** START SUPPLIED MATERIAL **

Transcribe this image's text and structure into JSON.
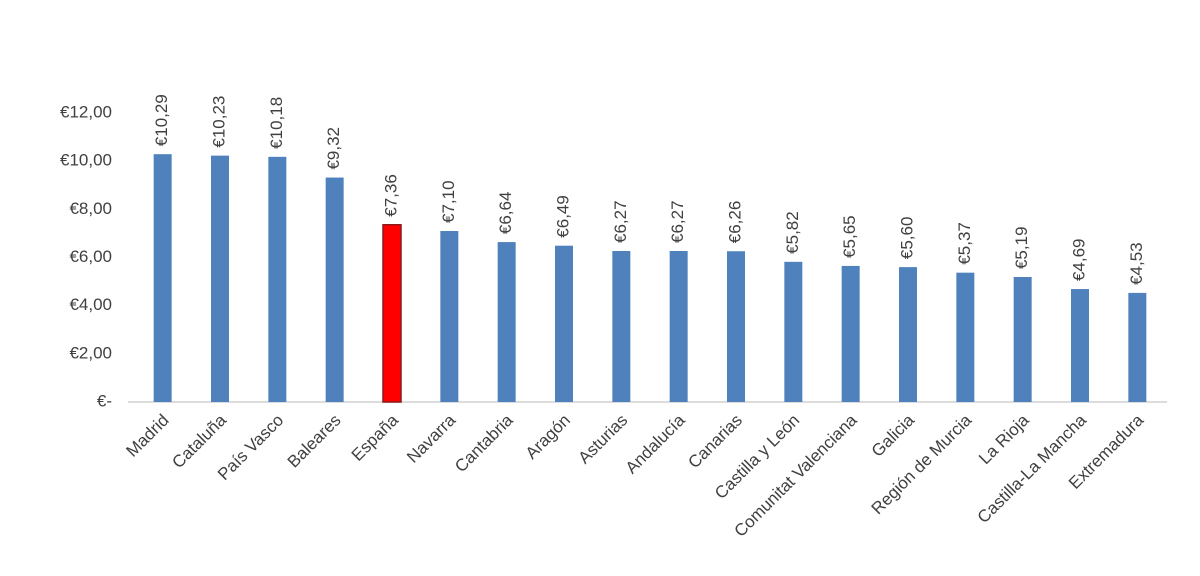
{
  "chart_data": {
    "type": "bar",
    "categories": [
      "Madrid",
      "Cataluña",
      "País Vasco",
      "Baleares",
      "España",
      "Navarra",
      "Cantabria",
      "Aragón",
      "Asturias",
      "Andalucía",
      "Canarias",
      "Castilla y León",
      "Comunitat Valenciana",
      "Galicia",
      "Región de Murcia",
      "La Rioja",
      "Castilla-La Mancha",
      "Extremadura"
    ],
    "values": [
      10.29,
      10.23,
      10.18,
      9.32,
      7.36,
      7.1,
      6.64,
      6.49,
      6.27,
      6.27,
      6.26,
      5.82,
      5.65,
      5.6,
      5.37,
      5.19,
      4.69,
      4.53
    ],
    "value_labels": [
      "€10,29",
      "€10,23",
      "€10,18",
      "€9,32",
      "€7,36",
      "€7,10",
      "€6,64",
      "€6,49",
      "€6,27",
      "€6,27",
      "€6,26",
      "€5,82",
      "€5,65",
      "€5,60",
      "€5,37",
      "€5,19",
      "€4,69",
      "€4,53"
    ],
    "colors": [
      "#4f81bd",
      "#4f81bd",
      "#4f81bd",
      "#4f81bd",
      "#ff0000",
      "#4f81bd",
      "#4f81bd",
      "#4f81bd",
      "#4f81bd",
      "#4f81bd",
      "#4f81bd",
      "#4f81bd",
      "#4f81bd",
      "#4f81bd",
      "#4f81bd",
      "#4f81bd",
      "#4f81bd",
      "#4f81bd"
    ],
    "ylim": [
      0,
      12
    ],
    "yticks": [
      {
        "value": 0,
        "label": "€-"
      },
      {
        "value": 2,
        "label": "€2,00"
      },
      {
        "value": 4,
        "label": "€4,00"
      },
      {
        "value": 6,
        "label": "€6,00"
      },
      {
        "value": 8,
        "label": "€8,00"
      },
      {
        "value": 10,
        "label": "€10,00"
      },
      {
        "value": 12,
        "label": "€12,00"
      }
    ],
    "grid": false
  }
}
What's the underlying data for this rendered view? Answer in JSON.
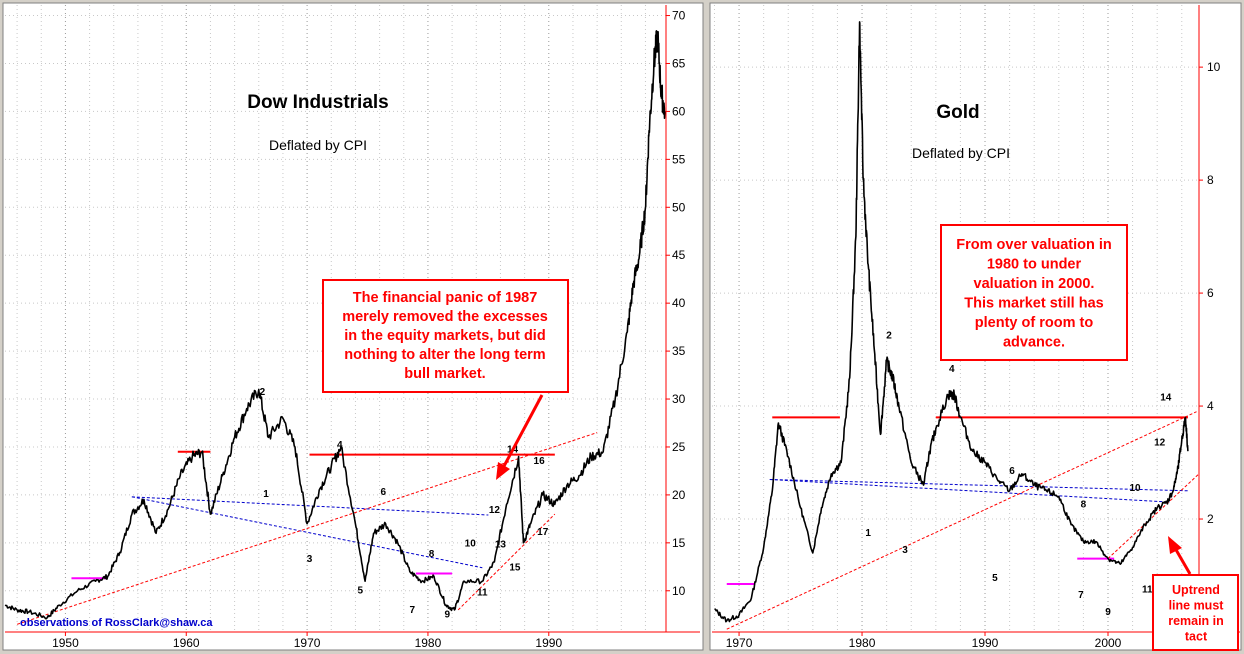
{
  "chart_data": [
    {
      "type": "line",
      "title": "Dow Industrials",
      "subtitle": "Deflated by CPI",
      "xlim": [
        1945.0,
        1999.7
      ],
      "ylim": [
        5.7,
        71.1
      ],
      "y_ticks": [
        10,
        15,
        20,
        25,
        30,
        35,
        40,
        45,
        50,
        55,
        60,
        65,
        70
      ],
      "x_ticks": [
        1950,
        1960,
        1970,
        1980,
        1990
      ],
      "grid": true,
      "colors": {
        "price": "#000000",
        "resistance": "#ff0000",
        "support_marker": "#ff00ff",
        "downtrend": "#0000cc",
        "uptrend": "#ff0000"
      },
      "series": [
        {
          "x": [
            1945.0,
            1946.0,
            1947.0,
            1948.5,
            1949.5,
            1951.0,
            1952.5,
            1953.5,
            1954.5,
            1955.5,
            1956.5,
            1957.5,
            1958.5,
            1959.5,
            1960.5,
            1961.3,
            1962.0,
            1963.0,
            1964.0,
            1965.0,
            1966.0,
            1966.8,
            1968.0,
            1969.0,
            1970.0,
            1971.0,
            1972.0,
            1972.8,
            1974.0,
            1974.8,
            1975.5,
            1976.5,
            1977.5,
            1978.5,
            1979.5,
            1980.5,
            1981.5,
            1982.2,
            1983.0,
            1984.5,
            1985.5,
            1986.5,
            1987.5,
            1987.9,
            1988.5,
            1989.5,
            1990.5,
            1991.5,
            1992.5,
            1993.5,
            1994.5,
            1995.5,
            1996.5,
            1997.0,
            1997.5,
            1998.0,
            1998.3,
            1998.7,
            1999.0,
            1999.3,
            1999.6
          ],
          "values": [
            8.5,
            8.0,
            7.8,
            7.2,
            8.5,
            10.0,
            11.0,
            11.5,
            14.0,
            18.0,
            19.5,
            16.0,
            18.5,
            22.0,
            24.0,
            24.5,
            18.0,
            22.0,
            26.0,
            29.0,
            31.0,
            26.0,
            28.0,
            25.0,
            17.0,
            20.5,
            23.0,
            25.0,
            17.0,
            11.0,
            16.0,
            17.0,
            15.0,
            12.0,
            11.0,
            11.5,
            8.5,
            8.0,
            11.0,
            11.0,
            13.0,
            19.0,
            24.0,
            15.0,
            17.0,
            20.0,
            19.0,
            21.0,
            22.0,
            24.0,
            24.5,
            30.0,
            37.0,
            42.0,
            45.0,
            50.0,
            58.0,
            65.0,
            68.0,
            62.0,
            60.0
          ]
        }
      ],
      "labels": [
        "1",
        "2",
        "3",
        "4",
        "5",
        "6",
        "7",
        "8",
        "9",
        "10",
        "11",
        "12",
        "13",
        "14",
        "15",
        "16",
        "17"
      ],
      "callout": "The financial panic of 1987 merely removed the excesses in the equity markets, but did nothing to alter the long term bull market.",
      "credit": "observations of RossClark@shaw.ca"
    },
    {
      "type": "line",
      "title": "Gold",
      "subtitle": "Deflated by CPI",
      "xlim": [
        1967.8,
        2007.4
      ],
      "ylim": [
        0.0,
        11.1
      ],
      "y_ticks": [
        2,
        4,
        6,
        8,
        10
      ],
      "x_ticks": [
        1970,
        1980,
        1990,
        2000
      ],
      "grid": true,
      "colors": {
        "price": "#000000",
        "resistance": "#ff0000",
        "support_marker": "#ff00ff",
        "downtrend": "#0000cc",
        "uptrend": "#ff0000"
      },
      "series": [
        {
          "x": [
            1968.0,
            1969.0,
            1970.0,
            1971.0,
            1972.0,
            1972.7,
            1973.2,
            1974.0,
            1975.0,
            1976.0,
            1976.7,
            1977.5,
            1978.3,
            1979.0,
            1979.5,
            1979.8,
            1980.1,
            1980.5,
            1981.0,
            1981.5,
            1982.0,
            1982.5,
            1983.0,
            1984.0,
            1985.0,
            1985.5,
            1986.0,
            1987.0,
            1987.5,
            1988.0,
            1989.0,
            1990.0,
            1991.0,
            1992.0,
            1993.0,
            1994.0,
            1995.0,
            1996.0,
            1997.0,
            1998.0,
            1999.0,
            2000.0,
            2001.0,
            2002.0,
            2003.0,
            2004.0,
            2004.8,
            2005.3,
            2005.7,
            2006.0,
            2006.3,
            2006.5
          ],
          "values": [
            0.4,
            0.2,
            0.3,
            0.6,
            1.5,
            2.5,
            3.7,
            3.1,
            2.2,
            1.4,
            2.2,
            2.8,
            3.0,
            4.5,
            7.0,
            10.8,
            8.0,
            6.5,
            5.0,
            3.5,
            4.8,
            4.5,
            4.0,
            3.0,
            2.6,
            3.2,
            3.6,
            4.2,
            4.2,
            3.8,
            3.2,
            3.0,
            2.7,
            2.5,
            2.8,
            2.6,
            2.5,
            2.4,
            1.9,
            1.6,
            1.6,
            1.3,
            1.2,
            1.5,
            1.9,
            2.2,
            2.3,
            2.5,
            2.9,
            3.4,
            3.8,
            3.2
          ]
        }
      ],
      "labels": [
        "1",
        "2",
        "3",
        "4",
        "5",
        "6",
        "7",
        "8",
        "9",
        "10",
        "11",
        "12",
        "14"
      ],
      "callout": "From over valuation in 1980 to under valuation in 2000. This market still has plenty of room to advance.",
      "annotation": "Uptrend line must remain in tact"
    }
  ],
  "left": {
    "title": "Dow Industrials",
    "subtitle": "Deflated by CPI",
    "callout_lines": [
      "The financial panic of 1987",
      "merely removed the excesses",
      "in the equity markets, but did",
      "nothing to alter the long term",
      "bull market."
    ],
    "credit": "observations of RossClark@shaw.ca",
    "y_tick_labels": [
      "10",
      "15",
      "20",
      "25",
      "30",
      "35",
      "40",
      "45",
      "50",
      "55",
      "60",
      "65",
      "70"
    ],
    "x_tick_labels": [
      "1950",
      "1960",
      "1970",
      "1980",
      "1990"
    ],
    "wave_labels": [
      "1",
      "2",
      "3",
      "4",
      "5",
      "6",
      "7",
      "8",
      "9",
      "10",
      "11",
      "12",
      "13",
      "14",
      "15",
      "16",
      "17"
    ]
  },
  "right": {
    "title": "Gold",
    "subtitle": "Deflated by CPI",
    "callout_lines": [
      "From over valuation in",
      "1980 to under",
      "valuation in 2000.",
      "This market still has",
      "plenty of room to",
      "advance."
    ],
    "note_lines": [
      "Uptrend",
      "line must",
      "remain in",
      "tact"
    ],
    "y_tick_labels": [
      "2",
      "4",
      "6",
      "8",
      "10"
    ],
    "x_tick_labels": [
      "1970",
      "1980",
      "1990",
      "2000"
    ],
    "wave_labels": [
      "1",
      "2",
      "3",
      "4",
      "5",
      "6",
      "7",
      "8",
      "9",
      "10",
      "11",
      "12",
      "14"
    ]
  }
}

** END SUPPLIED MATERIAL **

WHAT IS ASKED: Every line above that contains the word "financial" should be reported.

EXERCISE RESULT:
      "callout": "The financial panic of 1987 merely removed the excesses in the equity markets, but did nothing to alter the long term bull market.",
      "The financial panic of 1987",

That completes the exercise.